The task: Reproduce all records exactly.

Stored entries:
* * * * * * *

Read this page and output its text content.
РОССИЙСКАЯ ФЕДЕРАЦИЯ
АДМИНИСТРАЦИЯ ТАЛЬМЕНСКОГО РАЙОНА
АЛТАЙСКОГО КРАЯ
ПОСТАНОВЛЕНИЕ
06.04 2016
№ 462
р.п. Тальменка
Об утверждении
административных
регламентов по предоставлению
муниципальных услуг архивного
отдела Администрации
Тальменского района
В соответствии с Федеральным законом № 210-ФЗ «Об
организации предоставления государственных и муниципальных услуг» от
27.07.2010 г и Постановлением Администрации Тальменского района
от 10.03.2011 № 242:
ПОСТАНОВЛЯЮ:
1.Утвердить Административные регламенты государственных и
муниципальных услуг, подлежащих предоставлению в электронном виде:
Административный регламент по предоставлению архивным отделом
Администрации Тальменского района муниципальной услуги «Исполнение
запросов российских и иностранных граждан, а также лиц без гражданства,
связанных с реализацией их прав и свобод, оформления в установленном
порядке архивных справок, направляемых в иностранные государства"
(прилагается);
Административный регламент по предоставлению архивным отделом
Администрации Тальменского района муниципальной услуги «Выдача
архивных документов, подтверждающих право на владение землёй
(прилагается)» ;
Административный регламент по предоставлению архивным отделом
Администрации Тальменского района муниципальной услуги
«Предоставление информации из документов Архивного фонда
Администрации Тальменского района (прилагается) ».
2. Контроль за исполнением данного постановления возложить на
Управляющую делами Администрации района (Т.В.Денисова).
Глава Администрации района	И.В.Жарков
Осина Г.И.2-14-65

* * * * * * *

Reply to the exercise:
Read this page and output its text content.
РОССИЙСКАЯ ФЕДЕРАЦИЯ
АДМИНИСТРАЦИЯ ТАЛЬМЕНСКОГО РАЙОНА
АЛТАЙСКОГО КРАЯ
ПОСТАНОВЛЕНИЕ
06.04 2016
№ 462
р.п. Тальменка
Об утверждении
административных
регламентов по предоставлению
муниципальных услуг архивного
отдела Администрации
Тальменского района
В соответствии с Федеральным законом № 210-ФЗ «Об
организации предоставления государственных и муниципальных услуг» от
27.07.2010 г и Постановлением Администрации Тальменского района
от 10.03.2011 № 242:
ПОСТАНОВЛЯЮ:
1.Утвердить Административные регламенты государственных и
муниципальных услуг, подлежащих предоставлению в электронном виде:
Административный регламент по предоставлению архивным отделом
Администрации Тальменского района муниципальной услуги «Исполнение
запросов российских и иностранных граждан, а также лиц без гражданства,
связанных с реализацией их прав и свобод, оформления в установленном
порядке архивных справок, направляемых в иностранные государства"
(прилагается);
Административный регламент по предоставлению архивным отделом
Администрации Тальменского района муниципальной услуги «Выдача
архивных документов, подтверждающих право на владение землёй
(прилагается)» ;
Административный регламент по предоставлению архивным отделом
Администрации Тальменского района муниципальной услуги
«Предоставление информации из документов Архивного фонда
Администрации Тальменского района (прилагается) ».
2. Контроль за исполнением данного постановления возложить на
Управляющую делами Администрации района (Т.В.Денисова).
Глава Администрации района	И.В.Жарков
Осина Г.И.2-14-65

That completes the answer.